Directions for this task:
Write out the data again exactly, skipping every picture.

Given entries:
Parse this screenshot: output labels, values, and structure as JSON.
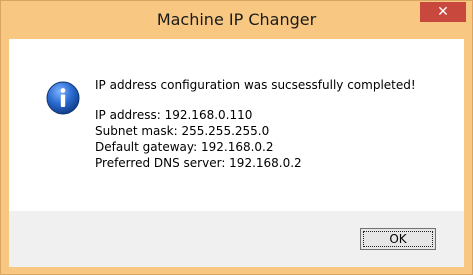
{
  "window": {
    "title": "Machine IP Changer",
    "close_glyph": "✕"
  },
  "dialog": {
    "icon": "info-icon",
    "headline": "IP address configuration was sucsessfully completed!",
    "details": [
      "IP address: 192.168.0.110",
      "Subnet mask: 255.255.255.0",
      "Default gateway: 192.168.0.2",
      "Preferred DNS server: 192.168.0.2"
    ],
    "ok_label": "OK"
  },
  "colors": {
    "titlebar": "#f8c882",
    "close_button": "#c9483d",
    "icon_blue": "#1f5fbf"
  }
}
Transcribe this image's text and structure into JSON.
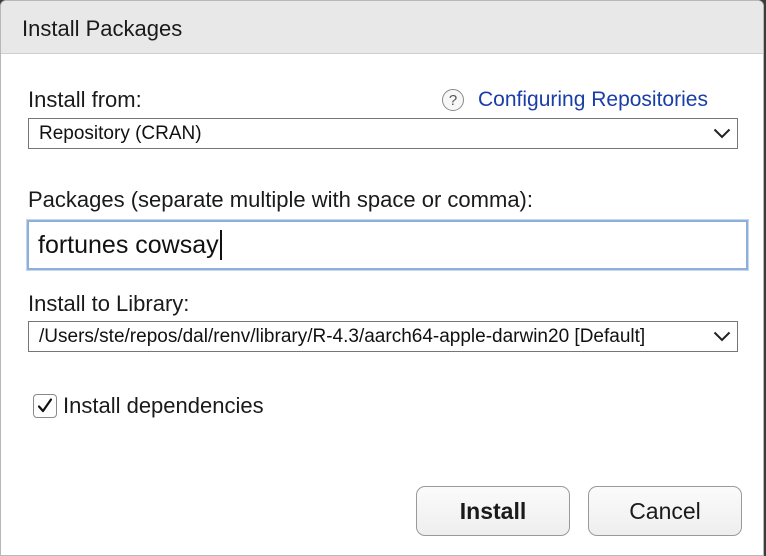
{
  "dialog": {
    "title": "Install Packages"
  },
  "install_from": {
    "label": "Install from:",
    "selected": "Repository (CRAN)"
  },
  "help": {
    "icon": "question-mark-icon",
    "glyph": "?",
    "link_text": "Configuring Repositories"
  },
  "packages": {
    "label": "Packages (separate multiple with space or comma):",
    "value": "fortunes cowsay"
  },
  "library": {
    "label": "Install to Library:",
    "selected": "/Users/ste/repos/dal/renv/library/R-4.3/aarch64-apple-darwin20 [Default]"
  },
  "dependencies": {
    "label": "Install dependencies",
    "checked": true
  },
  "buttons": {
    "install": "Install",
    "cancel": "Cancel"
  },
  "colors": {
    "link": "#1a3ea8",
    "focus_ring": "#8eaedb",
    "titlebar": "#e8e8e8"
  }
}
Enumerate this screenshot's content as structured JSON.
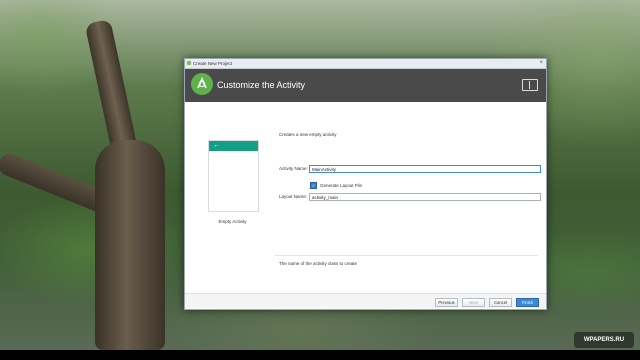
{
  "window": {
    "title": "Create New Project",
    "header_title": "Customize the Activity"
  },
  "preview": {
    "label": "Empty Activity",
    "back_glyph": "←"
  },
  "form": {
    "description": "Creates a new empty activity",
    "activity_name_label": "Activity Name:",
    "activity_name_value": "MainActivity",
    "generate_layout_label": "Generate Layout File",
    "generate_layout_checked": true,
    "layout_name_label": "Layout Name:",
    "layout_name_value": "activity_main"
  },
  "hint": "The name of the activity class to create",
  "buttons": {
    "previous": "Previous",
    "next": "Next",
    "cancel": "Cancel",
    "finish": "Finish"
  },
  "watermark": "WPAPERS.RU",
  "colors": {
    "header_bg": "#4a4a4a",
    "android_green": "#5fb14c",
    "preview_bar": "#15a086",
    "primary_button": "#3b86d6"
  }
}
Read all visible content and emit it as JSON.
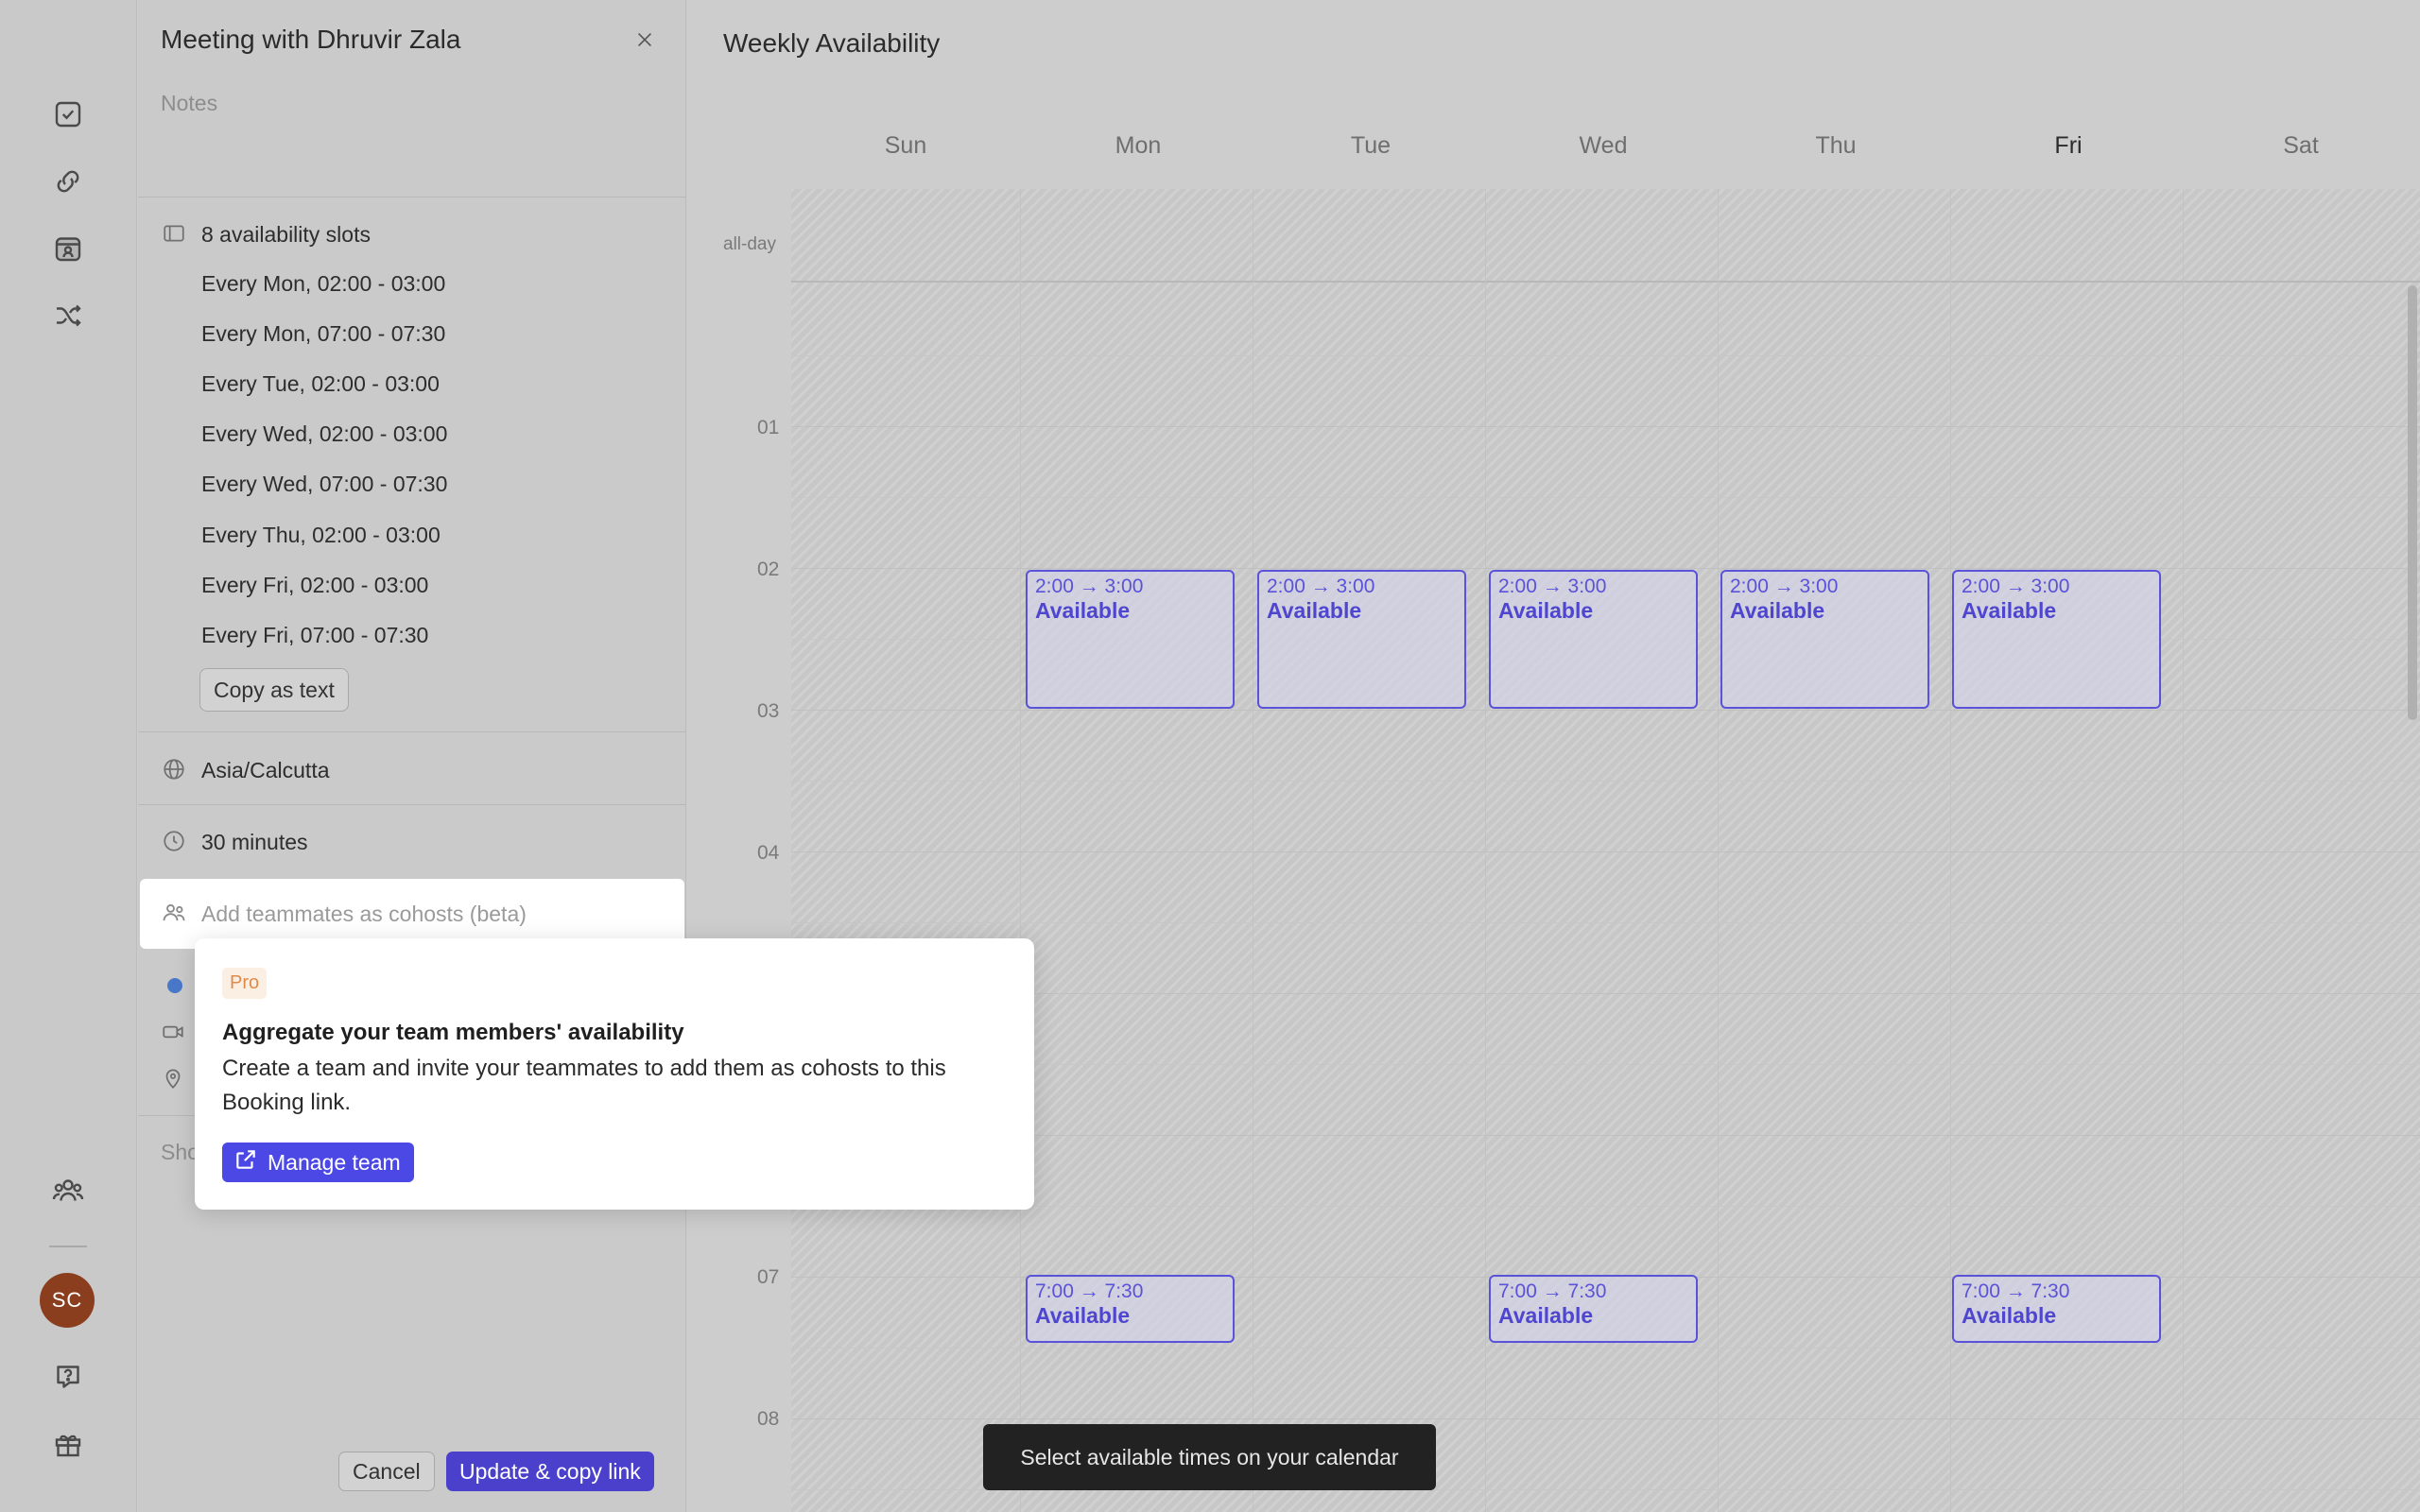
{
  "panel": {
    "title": "Meeting with Dhruvir Zala",
    "notes_placeholder": "Notes",
    "slots_header": "8 availability slots",
    "slots": [
      "Every Mon, 02:00 - 03:00",
      "Every Mon, 07:00 - 07:30",
      "Every Tue, 02:00 - 03:00",
      "Every Wed, 02:00 - 03:00",
      "Every Wed, 07:00 - 07:30",
      "Every Thu, 02:00 - 03:00",
      "Every Fri, 02:00 - 03:00",
      "Every Fri, 07:00 - 07:30"
    ],
    "copy_label": "Copy as text",
    "timezone": "Asia/Calcutta",
    "duration": "30 minutes",
    "cohost_placeholder": "Add teammates as cohosts (beta)",
    "show_text": "Sho",
    "cancel_label": "Cancel",
    "update_label": "Update & copy link"
  },
  "popover": {
    "badge": "Pro",
    "title": "Aggregate your team members' availability",
    "body": "Create a team and invite your teammates to add them as cohosts to this Booking link.",
    "button": "Manage team"
  },
  "calendar": {
    "title": "Weekly Availability",
    "days": [
      "Sun",
      "Mon",
      "Tue",
      "Wed",
      "Thu",
      "Fri",
      "Sat"
    ],
    "today": "Fri",
    "allday_label": "all-day",
    "hours": [
      "01",
      "02",
      "03",
      "04",
      "07",
      "08"
    ],
    "events": [
      {
        "day": "Mon",
        "time": "2:00 → 3:00",
        "label": "Available"
      },
      {
        "day": "Tue",
        "time": "2:00 → 3:00",
        "label": "Available"
      },
      {
        "day": "Wed",
        "time": "2:00 → 3:00",
        "label": "Available"
      },
      {
        "day": "Thu",
        "time": "2:00 → 3:00",
        "label": "Available"
      },
      {
        "day": "Fri",
        "time": "2:00 → 3:00",
        "label": "Available"
      },
      {
        "day": "Mon",
        "time": "7:00 → 7:30",
        "label": "Available"
      },
      {
        "day": "Wed",
        "time": "7:00 → 7:30",
        "label": "Available"
      },
      {
        "day": "Fri",
        "time": "7:00 → 7:30",
        "label": "Available"
      }
    ]
  },
  "toast": "Select available times on your calendar",
  "user": {
    "initials": "SC"
  },
  "colors": {
    "accent": "#4a40cc",
    "event_border": "#5a52d8",
    "pro_badge": "#e08a4a",
    "avatar": "#8a3e1e"
  },
  "icons": {
    "rail": [
      "checkbox-icon",
      "link-icon",
      "calendar-icon",
      "shuffle-icon",
      "team-icon",
      "help-icon",
      "gift-icon"
    ]
  }
}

Answer below:
Parse this screenshot: output labels, values, and structure as JSON.
{
  "window": {
    "title": "Machine IP Changer",
    "close_glyph": "✕"
  },
  "dialog": {
    "icon": "info-icon",
    "headline": "IP address configuration was sucsessfully completed!",
    "details": [
      "IP address: 192.168.0.110",
      "Subnet mask: 255.255.255.0",
      "Default gateway: 192.168.0.2",
      "Preferred DNS server: 192.168.0.2"
    ],
    "ok_label": "OK"
  },
  "colors": {
    "titlebar": "#f8c882",
    "close_button": "#c9483d",
    "icon_blue": "#1f5fbf"
  }
}
Transcribe this image's text and structure into JSON.
{
  "dialog": {
    "title": "Install Packages"
  },
  "install_from": {
    "label": "Install from:",
    "selected": "Repository (CRAN)"
  },
  "help": {
    "icon": "question-mark-icon",
    "glyph": "?",
    "link_text": "Configuring Repositories"
  },
  "packages": {
    "label": "Packages (separate multiple with space or comma):",
    "value": "fortunes cowsay"
  },
  "library": {
    "label": "Install to Library:",
    "selected": "/Users/ste/repos/dal/renv/library/R-4.3/aarch64-apple-darwin20 [Default]"
  },
  "dependencies": {
    "label": "Install dependencies",
    "checked": true
  },
  "buttons": {
    "install": "Install",
    "cancel": "Cancel"
  },
  "colors": {
    "link": "#1a3ea8",
    "focus_ring": "#8eaedb",
    "titlebar": "#e8e8e8"
  }
}
Enumerate this screenshot's content as structured JSON.
{
  "window": {
    "title": "Create New Project",
    "header_title": "Customize the Activity"
  },
  "preview": {
    "label": "Empty Activity",
    "back_glyph": "←"
  },
  "form": {
    "description": "Creates a new empty activity",
    "activity_name_label": "Activity Name:",
    "activity_name_value": "MainActivity",
    "generate_layout_label": "Generate Layout File",
    "generate_layout_checked": true,
    "layout_name_label": "Layout Name:",
    "layout_name_value": "activity_main"
  },
  "hint": "The name of the activity class to create",
  "buttons": {
    "previous": "Previous",
    "next": "Next",
    "cancel": "Cancel",
    "finish": "Finish"
  },
  "watermark": "WPAPERS.RU",
  "colors": {
    "header_bg": "#4a4a4a",
    "android_green": "#5fb14c",
    "preview_bar": "#15a086",
    "primary_button": "#3b86d6"
  }
}
Read all visible content and emit it as JSON.
{
  "panel": {
    "title": "Meeting with Dhruvir Zala",
    "notes_placeholder": "Notes",
    "slots_header": "8 availability slots",
    "slots": [
      "Every Mon, 02:00 - 03:00",
      "Every Mon, 07:00 - 07:30",
      "Every Tue, 02:00 - 03:00",
      "Every Wed, 02:00 - 03:00",
      "Every Wed, 07:00 - 07:30",
      "Every Thu, 02:00 - 03:00",
      "Every Fri, 02:00 - 03:00",
      "Every Fri, 07:00 - 07:30"
    ],
    "copy_label": "Copy as text",
    "timezone": "Asia/Calcutta",
    "duration": "30 minutes",
    "cohost_placeholder": "Add teammates as cohosts (beta)",
    "show_text": "Sho",
    "cancel_label": "Cancel",
    "update_label": "Update & copy link"
  },
  "popover": {
    "badge": "Pro",
    "title": "Aggregate your team members' availability",
    "body": "Create a team and invite your teammates to add them as cohosts to this Booking link.",
    "button": "Manage team"
  },
  "calendar": {
    "title": "Weekly Availability",
    "days": [
      "Sun",
      "Mon",
      "Tue",
      "Wed",
      "Thu",
      "Fri",
      "Sat"
    ],
    "today": "Fri",
    "allday_label": "all-day",
    "hours": [
      "01",
      "02",
      "03",
      "04",
      "07",
      "08"
    ],
    "events": [
      {
        "day": "Mon",
        "time": "2:00 → 3:00",
        "label": "Available"
      },
      {
        "day": "Tue",
        "time": "2:00 → 3:00",
        "label": "Available"
      },
      {
        "day": "Wed",
        "time": "2:00 → 3:00",
        "label": "Available"
      },
      {
        "day": "Thu",
        "time": "2:00 → 3:00",
        "label": "Available"
      },
      {
        "day": "Fri",
        "time": "2:00 → 3:00",
        "label": "Available"
      },
      {
        "day": "Mon",
        "time": "7:00 → 7:30",
        "label": "Available"
      },
      {
        "day": "Wed",
        "time": "7:00 → 7:30",
        "label": "Available"
      },
      {
        "day": "Fri",
        "time": "7:00 → 7:30",
        "label": "Available"
      }
    ]
  },
  "toast": "Select available times on your calendar",
  "user": {
    "initials": "SC"
  },
  "colors": {
    "accent": "#4a40cc",
    "event_border": "#5a52d8",
    "pro_badge": "#e08a4a",
    "avatar": "#8a3e1e"
  },
  "icons": {
    "rail": [
      "checkbox-icon",
      "link-icon",
      "calendar-icon",
      "shuffle-icon",
      "team-icon",
      "help-icon",
      "gift-icon"
    ]
  }
}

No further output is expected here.